#### Textabschnitt:
Wie lange dauert es, eine Gewohnheit abzulegen?
Wir alle kennen das: Eine schlechte Angewohnheit, die sich einfach nicht abschütteln lässt – sei es das tägliche Schokoladenritual, zu viel Smartphone-Zeit oder das Rauchen. Oft hört man den Satz: „Es dauert nur 21 Tage, um eine Gewohnheit zu ändern.“ Klingt einfach, doch die Wahrheit ist komplexer.
Die 21-Tage-Regel hat ihre Wurzeln in einer alten Studie aus den 1960er Jahren, doch moderne Forschung zeigt: Für die meisten Menschen reicht diese Zeit bei weitem nicht aus. Eine britische Studie der University College London kam zu dem Ergebnis, dass es im Durchschnitt über zwei Monate – und bei manchen sogar bis zu 210 Tage – dauern kann, bis eine neue Routine wirklich zur Gewohnheit wird.
Warum variiert die Dauer so stark? Weil es auf die Gewohnheit selbst und die individuelle Situation ankommt. Eine kleine Änderung im Alltag, wie morgens eine Tablette einzunehmen, fällt leichter als das Aufgeben einer langjährigen Sucht. Hinzu kommen persönliche Faktoren: Motivation, Umfeld, Stress oder Unterstützung durch andere spielen eine große Rolle.

#### Datensammlung:
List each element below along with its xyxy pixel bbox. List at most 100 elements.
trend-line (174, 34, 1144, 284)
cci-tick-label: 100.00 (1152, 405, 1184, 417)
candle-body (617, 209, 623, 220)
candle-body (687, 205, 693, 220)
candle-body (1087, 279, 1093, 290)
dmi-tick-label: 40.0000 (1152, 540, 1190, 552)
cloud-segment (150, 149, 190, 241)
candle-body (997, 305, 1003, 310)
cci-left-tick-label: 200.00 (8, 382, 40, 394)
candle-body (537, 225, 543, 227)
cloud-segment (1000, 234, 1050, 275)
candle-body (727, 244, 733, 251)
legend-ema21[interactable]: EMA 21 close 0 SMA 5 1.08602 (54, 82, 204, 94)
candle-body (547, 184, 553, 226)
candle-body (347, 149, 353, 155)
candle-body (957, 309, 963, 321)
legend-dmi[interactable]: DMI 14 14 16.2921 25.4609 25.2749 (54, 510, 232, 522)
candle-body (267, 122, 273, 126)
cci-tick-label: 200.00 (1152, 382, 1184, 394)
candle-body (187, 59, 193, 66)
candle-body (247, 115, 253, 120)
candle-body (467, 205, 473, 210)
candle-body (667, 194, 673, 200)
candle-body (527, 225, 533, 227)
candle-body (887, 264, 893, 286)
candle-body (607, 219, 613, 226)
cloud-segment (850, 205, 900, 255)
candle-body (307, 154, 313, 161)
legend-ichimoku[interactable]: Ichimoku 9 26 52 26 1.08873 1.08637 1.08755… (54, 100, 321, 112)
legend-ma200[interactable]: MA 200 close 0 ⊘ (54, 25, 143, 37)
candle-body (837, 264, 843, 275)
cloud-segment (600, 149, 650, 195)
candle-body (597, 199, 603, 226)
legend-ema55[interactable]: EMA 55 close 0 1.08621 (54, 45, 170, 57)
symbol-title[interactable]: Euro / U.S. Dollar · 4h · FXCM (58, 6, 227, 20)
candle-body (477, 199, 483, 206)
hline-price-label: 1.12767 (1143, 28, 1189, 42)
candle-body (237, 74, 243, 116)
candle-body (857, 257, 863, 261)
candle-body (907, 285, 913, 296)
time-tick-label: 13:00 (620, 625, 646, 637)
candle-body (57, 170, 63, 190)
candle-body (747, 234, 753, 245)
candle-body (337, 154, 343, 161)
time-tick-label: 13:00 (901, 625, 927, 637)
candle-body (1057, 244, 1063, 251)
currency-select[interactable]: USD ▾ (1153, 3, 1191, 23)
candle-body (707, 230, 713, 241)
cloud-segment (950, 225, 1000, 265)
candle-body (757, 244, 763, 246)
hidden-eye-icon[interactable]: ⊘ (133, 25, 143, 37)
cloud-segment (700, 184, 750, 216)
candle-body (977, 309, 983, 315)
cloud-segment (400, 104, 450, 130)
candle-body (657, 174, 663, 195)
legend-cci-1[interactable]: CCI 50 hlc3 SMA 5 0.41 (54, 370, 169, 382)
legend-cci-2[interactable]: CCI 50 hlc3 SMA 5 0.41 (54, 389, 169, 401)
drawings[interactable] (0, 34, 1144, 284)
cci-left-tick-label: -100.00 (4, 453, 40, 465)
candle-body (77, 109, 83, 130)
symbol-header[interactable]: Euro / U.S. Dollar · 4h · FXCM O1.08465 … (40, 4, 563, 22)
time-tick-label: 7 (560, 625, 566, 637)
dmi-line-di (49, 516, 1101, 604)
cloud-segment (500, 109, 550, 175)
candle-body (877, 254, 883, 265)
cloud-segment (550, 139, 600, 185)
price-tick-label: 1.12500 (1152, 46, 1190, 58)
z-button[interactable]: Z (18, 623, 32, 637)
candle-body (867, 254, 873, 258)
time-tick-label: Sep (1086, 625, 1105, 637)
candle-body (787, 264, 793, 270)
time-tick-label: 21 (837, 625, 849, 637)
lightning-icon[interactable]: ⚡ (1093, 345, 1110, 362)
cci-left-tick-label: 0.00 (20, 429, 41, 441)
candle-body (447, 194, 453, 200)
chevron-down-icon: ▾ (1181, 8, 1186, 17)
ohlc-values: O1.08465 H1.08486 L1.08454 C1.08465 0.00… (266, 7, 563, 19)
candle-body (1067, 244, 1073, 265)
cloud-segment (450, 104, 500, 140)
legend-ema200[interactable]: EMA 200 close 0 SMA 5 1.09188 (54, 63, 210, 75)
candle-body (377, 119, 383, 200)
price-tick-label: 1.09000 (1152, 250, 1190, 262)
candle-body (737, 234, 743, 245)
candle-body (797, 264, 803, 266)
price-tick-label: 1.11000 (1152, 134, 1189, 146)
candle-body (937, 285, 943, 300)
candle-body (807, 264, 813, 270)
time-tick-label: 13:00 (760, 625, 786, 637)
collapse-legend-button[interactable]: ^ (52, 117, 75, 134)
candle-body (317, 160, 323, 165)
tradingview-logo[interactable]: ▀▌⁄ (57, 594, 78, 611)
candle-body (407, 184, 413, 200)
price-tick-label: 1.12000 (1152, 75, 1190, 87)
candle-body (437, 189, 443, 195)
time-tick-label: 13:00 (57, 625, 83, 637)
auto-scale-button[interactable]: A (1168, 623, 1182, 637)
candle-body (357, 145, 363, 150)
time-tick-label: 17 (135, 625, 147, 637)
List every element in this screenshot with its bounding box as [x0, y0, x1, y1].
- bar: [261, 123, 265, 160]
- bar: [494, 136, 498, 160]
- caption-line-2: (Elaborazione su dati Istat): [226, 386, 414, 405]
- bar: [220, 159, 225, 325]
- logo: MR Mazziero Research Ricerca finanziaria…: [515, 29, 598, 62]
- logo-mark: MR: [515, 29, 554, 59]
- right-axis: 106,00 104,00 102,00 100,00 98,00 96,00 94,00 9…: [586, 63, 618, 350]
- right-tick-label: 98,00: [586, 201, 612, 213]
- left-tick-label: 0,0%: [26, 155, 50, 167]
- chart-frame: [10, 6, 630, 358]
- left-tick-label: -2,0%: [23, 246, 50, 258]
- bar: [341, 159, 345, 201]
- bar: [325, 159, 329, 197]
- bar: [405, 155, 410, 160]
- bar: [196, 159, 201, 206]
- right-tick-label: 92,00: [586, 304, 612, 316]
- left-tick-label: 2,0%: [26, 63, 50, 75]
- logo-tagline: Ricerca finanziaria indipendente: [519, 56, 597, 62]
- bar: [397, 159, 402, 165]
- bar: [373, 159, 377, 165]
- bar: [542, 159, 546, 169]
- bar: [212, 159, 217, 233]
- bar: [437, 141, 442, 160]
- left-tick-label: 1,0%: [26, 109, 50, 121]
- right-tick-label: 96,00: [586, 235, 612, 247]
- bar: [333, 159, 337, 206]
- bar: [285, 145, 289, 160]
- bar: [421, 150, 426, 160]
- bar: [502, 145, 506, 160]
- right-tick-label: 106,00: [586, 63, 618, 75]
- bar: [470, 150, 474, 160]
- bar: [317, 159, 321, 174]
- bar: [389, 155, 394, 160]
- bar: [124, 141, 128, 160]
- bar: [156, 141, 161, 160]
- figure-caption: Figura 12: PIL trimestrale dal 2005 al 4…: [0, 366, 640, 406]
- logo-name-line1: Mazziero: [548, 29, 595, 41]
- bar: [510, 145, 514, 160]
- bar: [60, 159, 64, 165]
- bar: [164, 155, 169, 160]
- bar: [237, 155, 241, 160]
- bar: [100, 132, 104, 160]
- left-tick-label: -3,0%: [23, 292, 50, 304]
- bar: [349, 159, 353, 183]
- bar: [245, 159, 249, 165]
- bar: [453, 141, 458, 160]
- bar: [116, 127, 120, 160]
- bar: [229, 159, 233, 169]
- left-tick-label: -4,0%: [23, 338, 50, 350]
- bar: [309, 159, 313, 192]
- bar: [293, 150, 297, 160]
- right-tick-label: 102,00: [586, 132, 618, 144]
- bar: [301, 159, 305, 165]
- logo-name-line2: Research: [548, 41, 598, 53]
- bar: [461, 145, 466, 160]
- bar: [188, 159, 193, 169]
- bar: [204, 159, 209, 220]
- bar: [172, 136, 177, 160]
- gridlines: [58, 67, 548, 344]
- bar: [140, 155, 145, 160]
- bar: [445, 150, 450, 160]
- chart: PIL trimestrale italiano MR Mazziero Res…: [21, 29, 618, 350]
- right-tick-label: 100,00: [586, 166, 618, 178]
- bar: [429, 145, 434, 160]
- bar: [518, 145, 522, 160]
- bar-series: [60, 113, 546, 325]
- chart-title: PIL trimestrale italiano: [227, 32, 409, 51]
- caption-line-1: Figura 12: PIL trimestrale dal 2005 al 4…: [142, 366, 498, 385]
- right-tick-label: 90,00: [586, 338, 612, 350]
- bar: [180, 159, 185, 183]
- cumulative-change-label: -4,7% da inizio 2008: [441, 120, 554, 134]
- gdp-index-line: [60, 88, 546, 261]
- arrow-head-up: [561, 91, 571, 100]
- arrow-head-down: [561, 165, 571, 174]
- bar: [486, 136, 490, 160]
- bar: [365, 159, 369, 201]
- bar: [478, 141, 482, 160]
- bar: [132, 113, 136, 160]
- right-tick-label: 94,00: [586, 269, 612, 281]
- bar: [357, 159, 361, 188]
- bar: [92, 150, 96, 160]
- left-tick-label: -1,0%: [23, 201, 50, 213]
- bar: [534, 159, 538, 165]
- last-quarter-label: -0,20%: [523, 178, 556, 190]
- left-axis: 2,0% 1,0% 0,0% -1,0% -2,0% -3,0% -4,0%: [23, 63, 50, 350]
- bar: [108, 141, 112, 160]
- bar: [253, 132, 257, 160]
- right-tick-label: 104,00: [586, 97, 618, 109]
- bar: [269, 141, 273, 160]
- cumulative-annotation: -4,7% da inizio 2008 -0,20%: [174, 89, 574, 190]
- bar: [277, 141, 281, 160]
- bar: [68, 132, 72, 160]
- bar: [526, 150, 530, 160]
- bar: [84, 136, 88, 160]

#### Ihre Aufgaben:
[1] Wie lange kann es laut dem Text über das Ablegen von Gewohnheiten bei manchen Menschen höchstens dauern, bis eine neue Routine zur Gewohnheit wird?
[2] Setzen Sie den Text über das Ablegen von Gewohnheiten im Anschluss an seinen letzten Satz fort.
Die Einträge werden zur Bearbeitung nicht benötigt.

#### Lösungen zur Übung:
[1] Bis zu 210 Tage.

[2]
Der Schlüssel liegt nicht im perfekten Durchhaltevermögen, sondern in der Geduld mit sich selbst. Rückschläge gehören dazu. Wichtig ist, nicht aufzugeben, wenn mal ein Tag schiefgeht. Kleine, stetige Schritte führen weiter als ehrgeizige, aber unrealistische Ziele.
Am Ende ist es kein Sprint, sondern ein Marathon. Wer eine Gewohnheit dauerhaft ändern möchte, braucht mehr als Willenskraft – er braucht Zeit, Selbstmitgefühl und einen klugen Plan. Und manchmal eben auch ein paar Monate länger als gedacht.